### DIRECTION
Using the data below, copy every line that contains the word "UpperL".

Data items
○ ○ ○ ○ ○
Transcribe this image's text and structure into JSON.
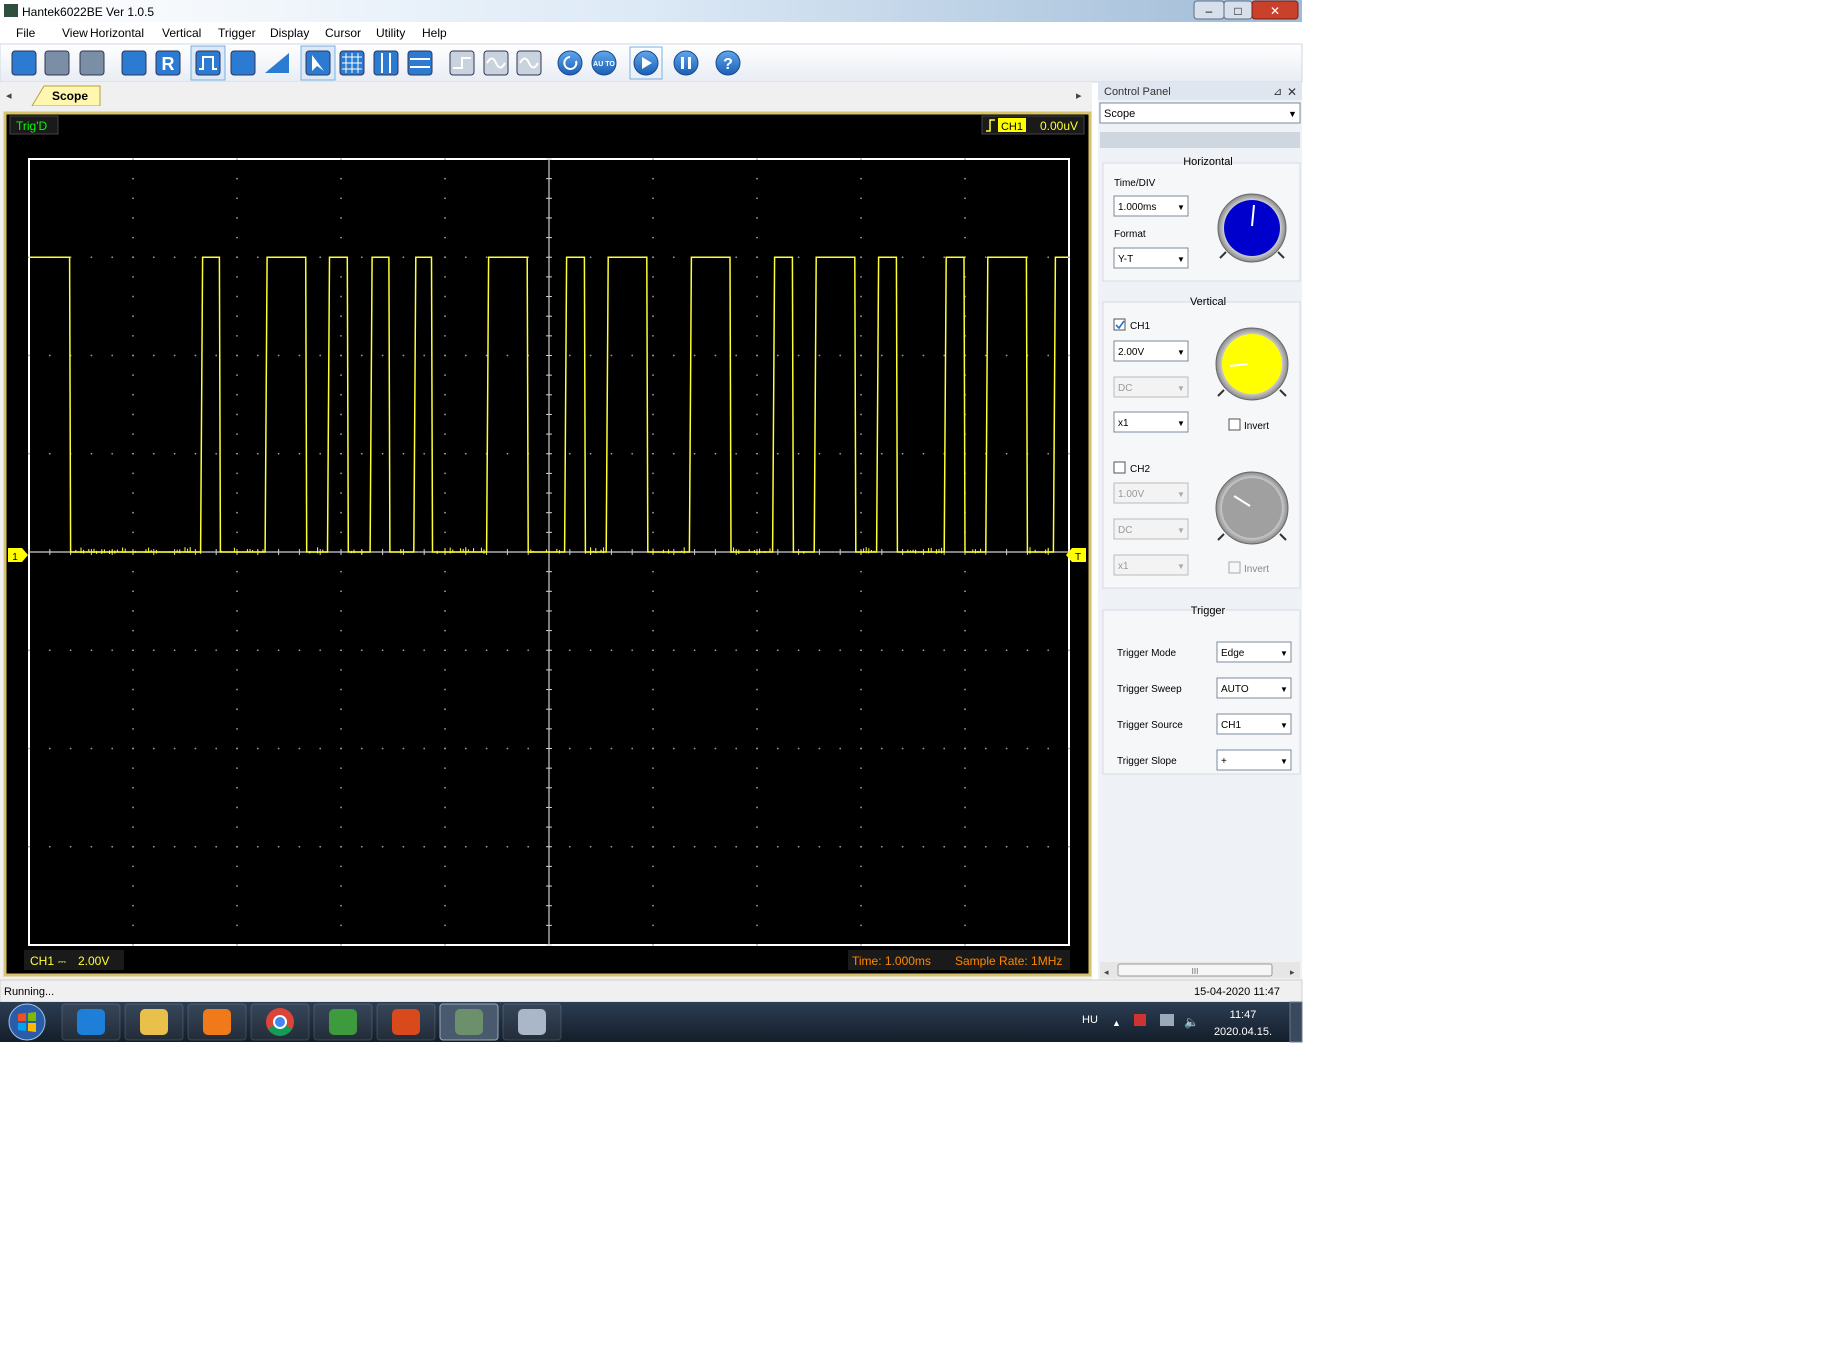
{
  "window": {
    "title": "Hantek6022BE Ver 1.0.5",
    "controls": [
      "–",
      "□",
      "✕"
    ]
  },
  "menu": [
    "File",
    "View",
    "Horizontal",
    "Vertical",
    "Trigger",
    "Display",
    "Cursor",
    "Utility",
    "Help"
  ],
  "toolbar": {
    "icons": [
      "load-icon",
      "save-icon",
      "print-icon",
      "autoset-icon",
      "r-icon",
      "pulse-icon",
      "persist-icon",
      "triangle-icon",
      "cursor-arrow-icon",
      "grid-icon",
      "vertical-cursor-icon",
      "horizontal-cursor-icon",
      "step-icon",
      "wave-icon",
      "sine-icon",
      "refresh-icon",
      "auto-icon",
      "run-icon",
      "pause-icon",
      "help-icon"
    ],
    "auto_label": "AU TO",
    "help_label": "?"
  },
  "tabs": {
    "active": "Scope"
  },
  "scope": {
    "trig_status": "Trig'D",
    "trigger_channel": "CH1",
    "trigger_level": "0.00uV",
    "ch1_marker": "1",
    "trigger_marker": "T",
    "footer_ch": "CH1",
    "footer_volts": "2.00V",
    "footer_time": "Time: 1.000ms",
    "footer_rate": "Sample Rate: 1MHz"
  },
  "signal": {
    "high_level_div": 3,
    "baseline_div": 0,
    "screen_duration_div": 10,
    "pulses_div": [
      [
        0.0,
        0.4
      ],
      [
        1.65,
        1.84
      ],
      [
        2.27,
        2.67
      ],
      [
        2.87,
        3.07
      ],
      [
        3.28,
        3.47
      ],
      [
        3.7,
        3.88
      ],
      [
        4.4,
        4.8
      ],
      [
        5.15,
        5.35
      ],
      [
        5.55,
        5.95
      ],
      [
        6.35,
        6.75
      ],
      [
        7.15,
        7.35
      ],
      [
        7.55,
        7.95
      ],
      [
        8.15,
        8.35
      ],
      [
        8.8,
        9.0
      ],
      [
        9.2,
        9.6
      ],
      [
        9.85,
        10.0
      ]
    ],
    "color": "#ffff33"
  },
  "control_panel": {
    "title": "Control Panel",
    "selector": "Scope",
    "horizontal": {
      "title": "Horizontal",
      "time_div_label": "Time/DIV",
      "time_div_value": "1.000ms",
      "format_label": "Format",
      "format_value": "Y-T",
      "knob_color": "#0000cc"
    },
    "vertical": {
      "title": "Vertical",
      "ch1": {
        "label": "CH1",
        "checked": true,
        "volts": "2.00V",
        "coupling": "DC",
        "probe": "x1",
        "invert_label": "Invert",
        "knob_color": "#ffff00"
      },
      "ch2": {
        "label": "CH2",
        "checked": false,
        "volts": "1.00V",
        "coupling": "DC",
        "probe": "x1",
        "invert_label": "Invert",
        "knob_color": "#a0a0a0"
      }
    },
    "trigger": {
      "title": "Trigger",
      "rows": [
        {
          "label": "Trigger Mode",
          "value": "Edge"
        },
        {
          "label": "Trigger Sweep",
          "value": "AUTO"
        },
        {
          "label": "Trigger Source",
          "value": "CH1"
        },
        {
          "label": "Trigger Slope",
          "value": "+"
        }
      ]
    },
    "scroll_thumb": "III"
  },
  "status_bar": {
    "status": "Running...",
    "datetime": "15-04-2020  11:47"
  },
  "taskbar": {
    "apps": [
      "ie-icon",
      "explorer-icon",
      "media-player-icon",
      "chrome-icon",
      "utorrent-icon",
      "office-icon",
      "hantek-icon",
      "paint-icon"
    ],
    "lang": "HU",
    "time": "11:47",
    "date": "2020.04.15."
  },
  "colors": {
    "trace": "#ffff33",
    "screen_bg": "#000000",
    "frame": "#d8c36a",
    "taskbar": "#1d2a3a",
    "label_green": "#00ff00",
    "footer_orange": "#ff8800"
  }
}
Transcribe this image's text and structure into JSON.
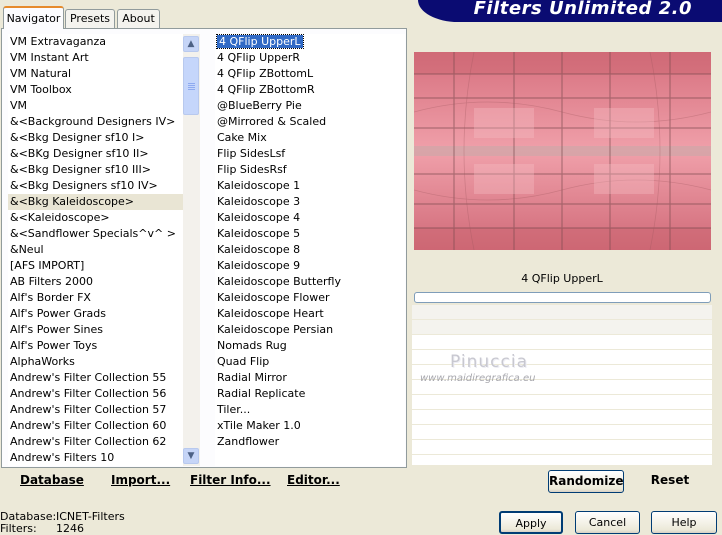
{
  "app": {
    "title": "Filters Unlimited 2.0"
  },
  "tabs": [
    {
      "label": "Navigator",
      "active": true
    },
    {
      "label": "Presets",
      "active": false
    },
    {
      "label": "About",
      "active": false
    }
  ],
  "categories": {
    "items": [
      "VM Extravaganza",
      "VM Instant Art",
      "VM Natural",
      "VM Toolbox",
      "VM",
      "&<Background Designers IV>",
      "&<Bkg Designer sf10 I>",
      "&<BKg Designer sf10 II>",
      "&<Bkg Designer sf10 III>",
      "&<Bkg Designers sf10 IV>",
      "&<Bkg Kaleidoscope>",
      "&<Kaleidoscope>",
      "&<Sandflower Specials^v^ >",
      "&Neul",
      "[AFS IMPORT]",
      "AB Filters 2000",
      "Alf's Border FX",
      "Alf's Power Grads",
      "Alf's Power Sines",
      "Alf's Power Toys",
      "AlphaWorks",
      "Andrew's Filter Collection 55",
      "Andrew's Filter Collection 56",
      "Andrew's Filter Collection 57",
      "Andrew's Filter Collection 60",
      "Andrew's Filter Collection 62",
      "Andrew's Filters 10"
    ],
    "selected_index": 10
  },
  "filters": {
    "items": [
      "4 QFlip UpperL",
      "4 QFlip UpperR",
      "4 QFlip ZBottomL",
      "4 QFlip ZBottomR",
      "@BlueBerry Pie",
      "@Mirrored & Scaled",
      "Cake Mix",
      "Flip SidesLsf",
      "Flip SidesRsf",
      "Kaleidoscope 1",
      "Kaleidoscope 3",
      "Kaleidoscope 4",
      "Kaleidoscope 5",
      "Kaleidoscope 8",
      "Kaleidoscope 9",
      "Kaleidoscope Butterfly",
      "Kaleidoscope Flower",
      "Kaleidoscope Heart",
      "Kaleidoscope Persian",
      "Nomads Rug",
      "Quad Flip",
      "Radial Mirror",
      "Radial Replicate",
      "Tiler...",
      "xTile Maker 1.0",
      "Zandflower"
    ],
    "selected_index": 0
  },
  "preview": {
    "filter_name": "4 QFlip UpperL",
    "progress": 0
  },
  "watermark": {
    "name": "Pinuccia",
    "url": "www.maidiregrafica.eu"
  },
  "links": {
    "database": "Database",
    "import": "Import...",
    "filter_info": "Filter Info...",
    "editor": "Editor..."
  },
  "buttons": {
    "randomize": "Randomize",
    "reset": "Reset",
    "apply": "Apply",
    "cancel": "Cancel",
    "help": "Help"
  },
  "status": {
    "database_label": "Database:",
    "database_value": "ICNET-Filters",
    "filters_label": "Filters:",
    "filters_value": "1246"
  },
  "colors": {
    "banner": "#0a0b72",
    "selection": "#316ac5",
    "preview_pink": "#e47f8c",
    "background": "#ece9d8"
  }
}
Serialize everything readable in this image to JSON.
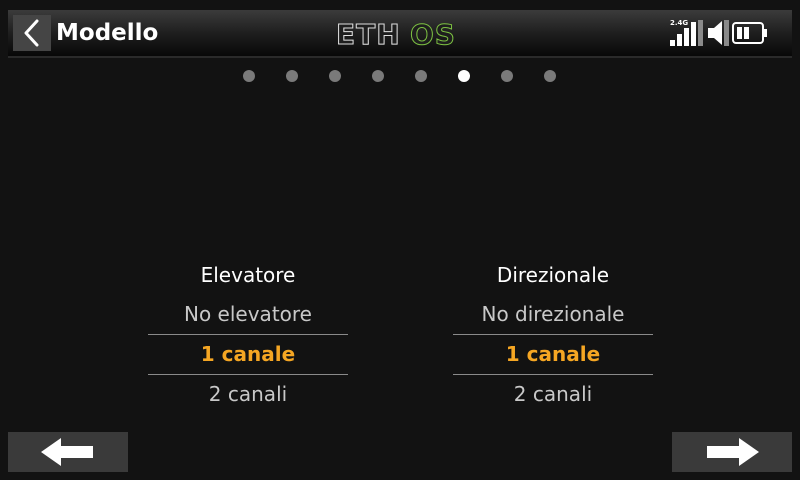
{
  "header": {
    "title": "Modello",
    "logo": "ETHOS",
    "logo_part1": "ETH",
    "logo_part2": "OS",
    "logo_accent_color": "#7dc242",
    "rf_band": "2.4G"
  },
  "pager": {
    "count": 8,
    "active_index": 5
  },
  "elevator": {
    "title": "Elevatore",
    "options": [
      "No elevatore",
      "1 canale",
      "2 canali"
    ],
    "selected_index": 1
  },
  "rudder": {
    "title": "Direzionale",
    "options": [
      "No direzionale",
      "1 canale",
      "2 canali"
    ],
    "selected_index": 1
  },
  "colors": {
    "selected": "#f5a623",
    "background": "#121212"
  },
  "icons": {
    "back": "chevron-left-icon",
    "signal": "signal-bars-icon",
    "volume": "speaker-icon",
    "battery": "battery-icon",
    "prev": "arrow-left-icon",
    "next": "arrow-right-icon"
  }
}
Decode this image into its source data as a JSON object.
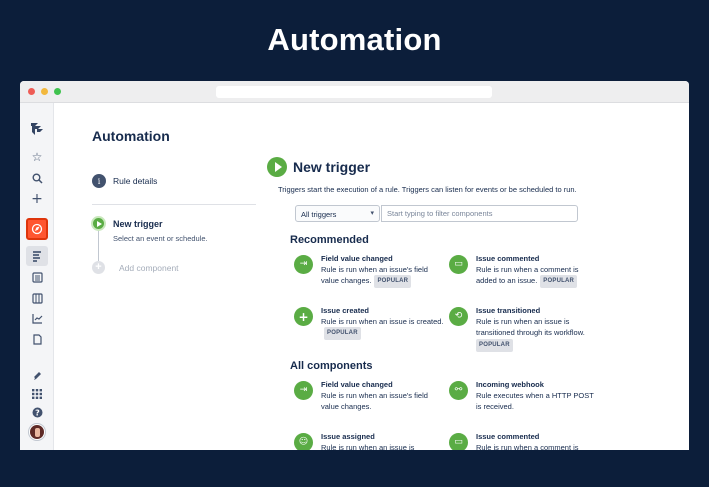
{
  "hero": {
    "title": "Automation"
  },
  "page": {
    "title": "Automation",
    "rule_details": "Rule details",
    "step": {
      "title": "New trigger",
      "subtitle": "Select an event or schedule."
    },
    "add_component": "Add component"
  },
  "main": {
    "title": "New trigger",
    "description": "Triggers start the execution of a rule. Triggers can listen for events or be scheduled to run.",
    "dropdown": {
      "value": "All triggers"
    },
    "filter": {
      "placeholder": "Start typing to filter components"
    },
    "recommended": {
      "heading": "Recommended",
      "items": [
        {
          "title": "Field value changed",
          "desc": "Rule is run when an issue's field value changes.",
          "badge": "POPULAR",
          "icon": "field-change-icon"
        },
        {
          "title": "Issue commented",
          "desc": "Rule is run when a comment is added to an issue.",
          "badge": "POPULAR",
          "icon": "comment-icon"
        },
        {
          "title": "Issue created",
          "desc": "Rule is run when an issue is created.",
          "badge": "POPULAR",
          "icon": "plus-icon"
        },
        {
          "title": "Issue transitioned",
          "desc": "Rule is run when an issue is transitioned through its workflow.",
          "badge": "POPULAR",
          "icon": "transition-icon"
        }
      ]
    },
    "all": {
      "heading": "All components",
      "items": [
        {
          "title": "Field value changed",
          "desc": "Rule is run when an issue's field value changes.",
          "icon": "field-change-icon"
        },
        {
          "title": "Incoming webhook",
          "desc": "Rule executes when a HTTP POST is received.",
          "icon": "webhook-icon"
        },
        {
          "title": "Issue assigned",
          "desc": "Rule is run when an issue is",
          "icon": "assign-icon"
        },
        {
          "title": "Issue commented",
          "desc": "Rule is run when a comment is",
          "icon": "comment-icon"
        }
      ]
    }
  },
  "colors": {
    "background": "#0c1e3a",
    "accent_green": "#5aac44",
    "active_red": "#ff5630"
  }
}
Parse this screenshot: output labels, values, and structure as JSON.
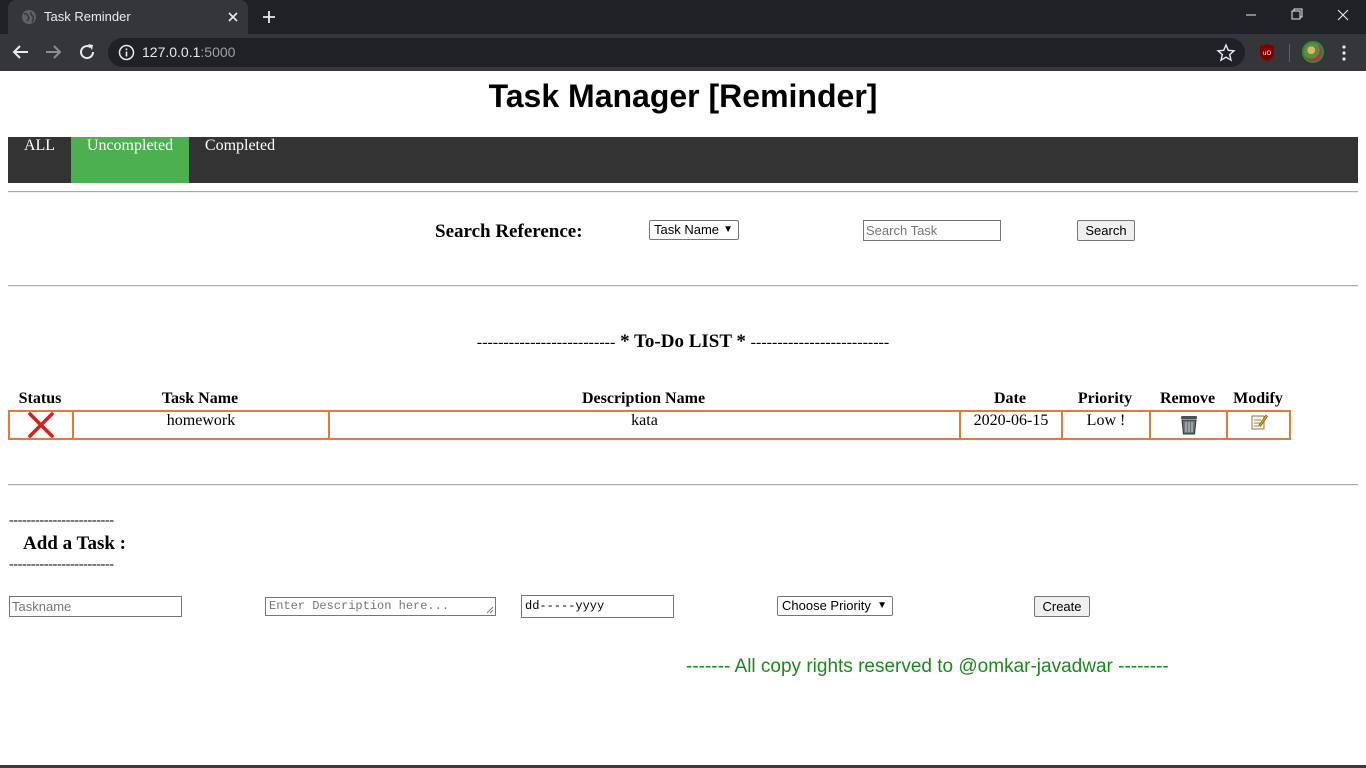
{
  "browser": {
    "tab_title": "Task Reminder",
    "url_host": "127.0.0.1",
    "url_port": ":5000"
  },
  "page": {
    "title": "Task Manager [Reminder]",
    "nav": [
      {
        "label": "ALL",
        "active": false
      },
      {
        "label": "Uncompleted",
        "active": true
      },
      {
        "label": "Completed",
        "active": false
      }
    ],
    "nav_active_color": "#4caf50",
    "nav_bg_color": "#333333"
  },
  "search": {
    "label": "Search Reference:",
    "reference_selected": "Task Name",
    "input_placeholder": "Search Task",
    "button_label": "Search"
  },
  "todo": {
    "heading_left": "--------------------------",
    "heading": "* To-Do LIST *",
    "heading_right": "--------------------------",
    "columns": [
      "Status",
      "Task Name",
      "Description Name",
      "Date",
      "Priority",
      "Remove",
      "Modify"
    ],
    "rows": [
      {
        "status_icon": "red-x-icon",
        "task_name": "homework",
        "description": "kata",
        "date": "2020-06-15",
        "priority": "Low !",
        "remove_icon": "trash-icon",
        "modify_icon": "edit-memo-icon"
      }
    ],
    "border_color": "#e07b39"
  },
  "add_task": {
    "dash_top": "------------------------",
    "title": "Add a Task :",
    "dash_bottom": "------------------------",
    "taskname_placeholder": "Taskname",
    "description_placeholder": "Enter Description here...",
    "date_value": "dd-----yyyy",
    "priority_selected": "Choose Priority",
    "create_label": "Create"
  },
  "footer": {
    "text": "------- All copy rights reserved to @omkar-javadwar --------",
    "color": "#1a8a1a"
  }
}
○ ○ ○ ○ ○
### FINISHED EXERCISE
      "4 QFlip UpperL",
    "filter_name": "4 QFlip UpperL",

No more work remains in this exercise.